(Data entries)
┄┄┄┄┄┄

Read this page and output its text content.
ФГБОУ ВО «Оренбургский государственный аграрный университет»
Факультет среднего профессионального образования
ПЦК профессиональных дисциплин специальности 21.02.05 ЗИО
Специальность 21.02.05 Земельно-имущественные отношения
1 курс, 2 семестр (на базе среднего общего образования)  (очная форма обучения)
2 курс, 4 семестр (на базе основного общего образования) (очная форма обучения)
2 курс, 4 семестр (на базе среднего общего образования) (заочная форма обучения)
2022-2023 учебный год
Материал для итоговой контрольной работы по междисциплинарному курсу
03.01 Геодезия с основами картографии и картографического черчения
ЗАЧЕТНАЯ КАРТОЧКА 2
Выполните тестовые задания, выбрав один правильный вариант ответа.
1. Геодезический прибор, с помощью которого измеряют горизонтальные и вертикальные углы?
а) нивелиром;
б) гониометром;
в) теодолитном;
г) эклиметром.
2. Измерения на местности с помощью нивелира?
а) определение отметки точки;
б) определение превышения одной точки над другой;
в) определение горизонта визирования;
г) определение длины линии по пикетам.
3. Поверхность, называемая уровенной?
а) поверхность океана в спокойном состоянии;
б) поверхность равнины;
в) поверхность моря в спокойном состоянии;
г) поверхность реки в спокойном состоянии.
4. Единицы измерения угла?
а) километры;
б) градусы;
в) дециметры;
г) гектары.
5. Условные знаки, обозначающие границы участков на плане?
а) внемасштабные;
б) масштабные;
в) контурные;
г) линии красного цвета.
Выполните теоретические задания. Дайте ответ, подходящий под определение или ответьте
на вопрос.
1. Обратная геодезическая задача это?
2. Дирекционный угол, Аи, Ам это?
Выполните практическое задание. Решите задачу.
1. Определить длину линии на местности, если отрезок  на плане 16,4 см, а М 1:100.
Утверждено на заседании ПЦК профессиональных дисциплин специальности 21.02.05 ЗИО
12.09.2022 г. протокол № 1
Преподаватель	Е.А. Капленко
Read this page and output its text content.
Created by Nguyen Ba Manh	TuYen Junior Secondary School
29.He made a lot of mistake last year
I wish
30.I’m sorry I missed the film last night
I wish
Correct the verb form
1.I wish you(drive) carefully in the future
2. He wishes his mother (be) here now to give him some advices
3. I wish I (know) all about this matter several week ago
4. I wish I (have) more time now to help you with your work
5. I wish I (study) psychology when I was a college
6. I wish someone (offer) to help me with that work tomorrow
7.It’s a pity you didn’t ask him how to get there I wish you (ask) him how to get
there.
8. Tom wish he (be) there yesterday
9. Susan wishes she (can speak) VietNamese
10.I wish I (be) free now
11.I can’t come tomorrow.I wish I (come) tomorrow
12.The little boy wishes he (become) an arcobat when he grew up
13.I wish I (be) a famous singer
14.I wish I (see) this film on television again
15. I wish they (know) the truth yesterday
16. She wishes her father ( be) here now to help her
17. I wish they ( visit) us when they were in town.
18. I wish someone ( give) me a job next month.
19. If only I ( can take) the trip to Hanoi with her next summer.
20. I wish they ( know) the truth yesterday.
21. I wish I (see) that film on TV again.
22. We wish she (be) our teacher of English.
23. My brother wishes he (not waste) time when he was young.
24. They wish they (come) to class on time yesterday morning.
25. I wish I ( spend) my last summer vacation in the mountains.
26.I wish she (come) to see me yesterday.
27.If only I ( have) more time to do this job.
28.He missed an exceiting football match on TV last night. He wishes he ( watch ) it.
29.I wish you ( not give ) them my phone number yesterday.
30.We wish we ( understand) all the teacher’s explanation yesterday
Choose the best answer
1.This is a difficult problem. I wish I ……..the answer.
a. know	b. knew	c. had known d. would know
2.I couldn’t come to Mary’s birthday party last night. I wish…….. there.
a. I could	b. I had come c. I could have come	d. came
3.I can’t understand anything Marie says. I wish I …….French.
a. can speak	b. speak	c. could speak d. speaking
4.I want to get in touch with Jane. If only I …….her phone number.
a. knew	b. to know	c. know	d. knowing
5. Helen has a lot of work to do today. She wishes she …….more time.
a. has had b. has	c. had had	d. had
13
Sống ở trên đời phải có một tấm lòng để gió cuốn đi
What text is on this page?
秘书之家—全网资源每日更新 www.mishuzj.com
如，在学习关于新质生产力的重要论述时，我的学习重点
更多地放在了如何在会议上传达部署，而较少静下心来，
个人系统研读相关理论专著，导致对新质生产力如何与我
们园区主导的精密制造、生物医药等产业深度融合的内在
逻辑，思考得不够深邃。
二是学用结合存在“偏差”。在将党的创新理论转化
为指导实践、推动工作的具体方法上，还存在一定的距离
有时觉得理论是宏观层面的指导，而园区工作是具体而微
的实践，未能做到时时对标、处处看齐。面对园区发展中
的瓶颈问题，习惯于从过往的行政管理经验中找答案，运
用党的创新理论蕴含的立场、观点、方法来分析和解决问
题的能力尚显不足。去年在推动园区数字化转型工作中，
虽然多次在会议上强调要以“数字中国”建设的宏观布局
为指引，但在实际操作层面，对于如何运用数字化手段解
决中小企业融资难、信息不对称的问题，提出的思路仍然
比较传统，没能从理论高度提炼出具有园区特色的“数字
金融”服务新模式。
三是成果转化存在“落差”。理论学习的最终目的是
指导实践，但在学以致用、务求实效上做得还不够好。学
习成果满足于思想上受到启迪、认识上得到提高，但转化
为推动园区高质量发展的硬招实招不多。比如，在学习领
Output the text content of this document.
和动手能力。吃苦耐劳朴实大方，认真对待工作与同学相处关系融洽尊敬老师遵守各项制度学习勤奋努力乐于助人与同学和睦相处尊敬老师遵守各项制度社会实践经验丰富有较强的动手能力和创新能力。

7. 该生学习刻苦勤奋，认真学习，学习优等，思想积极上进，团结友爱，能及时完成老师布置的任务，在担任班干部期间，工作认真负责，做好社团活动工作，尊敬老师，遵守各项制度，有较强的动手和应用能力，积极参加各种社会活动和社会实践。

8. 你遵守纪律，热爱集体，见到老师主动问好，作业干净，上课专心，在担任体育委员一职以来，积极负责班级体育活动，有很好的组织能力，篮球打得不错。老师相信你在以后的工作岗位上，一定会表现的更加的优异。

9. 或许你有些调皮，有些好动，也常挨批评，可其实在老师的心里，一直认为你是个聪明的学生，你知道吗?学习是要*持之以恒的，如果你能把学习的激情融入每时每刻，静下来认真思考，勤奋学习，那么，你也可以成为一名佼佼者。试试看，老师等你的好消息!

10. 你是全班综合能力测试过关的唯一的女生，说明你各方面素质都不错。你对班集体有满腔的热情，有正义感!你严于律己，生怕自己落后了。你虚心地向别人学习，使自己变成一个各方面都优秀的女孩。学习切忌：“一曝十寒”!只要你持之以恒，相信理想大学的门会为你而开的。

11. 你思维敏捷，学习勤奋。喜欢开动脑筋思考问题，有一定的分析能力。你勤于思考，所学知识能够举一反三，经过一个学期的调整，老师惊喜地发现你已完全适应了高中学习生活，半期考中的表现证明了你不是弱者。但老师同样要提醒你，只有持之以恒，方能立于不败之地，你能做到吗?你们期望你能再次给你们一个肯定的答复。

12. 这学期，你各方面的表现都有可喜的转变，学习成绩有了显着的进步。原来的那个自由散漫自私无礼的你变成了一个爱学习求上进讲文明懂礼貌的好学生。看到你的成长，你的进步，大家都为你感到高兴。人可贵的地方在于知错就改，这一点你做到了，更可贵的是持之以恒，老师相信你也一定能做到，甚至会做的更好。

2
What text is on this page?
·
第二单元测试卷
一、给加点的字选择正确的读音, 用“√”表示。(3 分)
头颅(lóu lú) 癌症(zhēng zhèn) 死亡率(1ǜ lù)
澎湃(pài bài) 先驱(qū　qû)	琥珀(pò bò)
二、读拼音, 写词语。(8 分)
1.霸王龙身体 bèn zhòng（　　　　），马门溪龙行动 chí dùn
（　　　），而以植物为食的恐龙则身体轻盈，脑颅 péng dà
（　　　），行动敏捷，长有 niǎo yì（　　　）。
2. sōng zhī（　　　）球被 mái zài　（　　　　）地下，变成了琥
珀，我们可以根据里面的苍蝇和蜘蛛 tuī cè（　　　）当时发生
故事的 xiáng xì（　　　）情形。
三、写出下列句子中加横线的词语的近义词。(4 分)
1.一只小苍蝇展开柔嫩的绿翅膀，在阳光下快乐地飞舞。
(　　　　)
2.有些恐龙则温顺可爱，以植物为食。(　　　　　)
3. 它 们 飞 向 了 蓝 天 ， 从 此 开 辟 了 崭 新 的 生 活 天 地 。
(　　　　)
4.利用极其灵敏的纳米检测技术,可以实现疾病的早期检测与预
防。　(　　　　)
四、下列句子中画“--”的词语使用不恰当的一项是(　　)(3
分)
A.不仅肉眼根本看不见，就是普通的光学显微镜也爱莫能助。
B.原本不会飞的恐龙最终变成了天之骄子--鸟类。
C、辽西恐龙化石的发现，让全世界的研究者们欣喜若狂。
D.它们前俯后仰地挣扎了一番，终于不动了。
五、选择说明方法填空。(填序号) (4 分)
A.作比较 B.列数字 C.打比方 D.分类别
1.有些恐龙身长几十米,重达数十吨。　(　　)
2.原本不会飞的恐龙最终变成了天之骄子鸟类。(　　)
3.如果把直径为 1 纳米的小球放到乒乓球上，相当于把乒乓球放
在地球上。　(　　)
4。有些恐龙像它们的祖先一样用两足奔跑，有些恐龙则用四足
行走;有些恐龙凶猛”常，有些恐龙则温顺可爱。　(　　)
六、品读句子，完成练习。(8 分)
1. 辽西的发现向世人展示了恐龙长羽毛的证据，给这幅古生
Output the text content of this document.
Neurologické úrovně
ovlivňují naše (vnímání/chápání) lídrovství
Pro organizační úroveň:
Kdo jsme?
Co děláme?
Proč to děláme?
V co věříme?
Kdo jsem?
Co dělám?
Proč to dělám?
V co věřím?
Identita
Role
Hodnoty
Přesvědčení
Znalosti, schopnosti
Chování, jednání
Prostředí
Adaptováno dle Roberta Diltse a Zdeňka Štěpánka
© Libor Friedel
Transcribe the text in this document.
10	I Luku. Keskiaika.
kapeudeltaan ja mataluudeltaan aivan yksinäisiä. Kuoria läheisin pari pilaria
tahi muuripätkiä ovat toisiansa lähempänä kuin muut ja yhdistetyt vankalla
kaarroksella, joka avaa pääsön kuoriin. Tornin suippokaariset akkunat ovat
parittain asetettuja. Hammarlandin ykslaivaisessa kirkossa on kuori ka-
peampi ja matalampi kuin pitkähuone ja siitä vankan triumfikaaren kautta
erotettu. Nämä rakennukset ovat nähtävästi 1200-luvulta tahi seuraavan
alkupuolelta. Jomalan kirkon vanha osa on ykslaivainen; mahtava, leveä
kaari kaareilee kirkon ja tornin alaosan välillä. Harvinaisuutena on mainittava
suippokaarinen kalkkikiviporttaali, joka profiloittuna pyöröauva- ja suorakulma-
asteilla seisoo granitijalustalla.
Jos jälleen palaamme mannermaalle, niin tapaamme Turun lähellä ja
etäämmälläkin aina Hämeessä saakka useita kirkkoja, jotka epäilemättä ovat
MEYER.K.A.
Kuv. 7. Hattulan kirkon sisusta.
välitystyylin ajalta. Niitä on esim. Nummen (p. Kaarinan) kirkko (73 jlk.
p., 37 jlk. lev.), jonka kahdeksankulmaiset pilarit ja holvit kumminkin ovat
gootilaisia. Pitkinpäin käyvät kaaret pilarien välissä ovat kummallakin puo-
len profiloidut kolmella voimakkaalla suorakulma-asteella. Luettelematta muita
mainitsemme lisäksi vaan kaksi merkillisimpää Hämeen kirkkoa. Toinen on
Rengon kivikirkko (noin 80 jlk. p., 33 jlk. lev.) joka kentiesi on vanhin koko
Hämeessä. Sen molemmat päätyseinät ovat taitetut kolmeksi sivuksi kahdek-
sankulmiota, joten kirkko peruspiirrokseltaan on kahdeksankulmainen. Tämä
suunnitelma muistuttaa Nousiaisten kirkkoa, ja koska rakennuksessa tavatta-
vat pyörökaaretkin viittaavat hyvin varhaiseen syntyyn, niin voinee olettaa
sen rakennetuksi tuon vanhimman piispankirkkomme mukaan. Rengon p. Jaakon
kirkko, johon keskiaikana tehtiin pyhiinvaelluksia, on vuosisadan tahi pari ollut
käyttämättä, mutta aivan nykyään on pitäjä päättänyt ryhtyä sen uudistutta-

┄┄┄┄┄┄

[PROBLEM] State only the number of lines in these entries that contain "know".

[ANSWER TO THIS EXERCISE] 5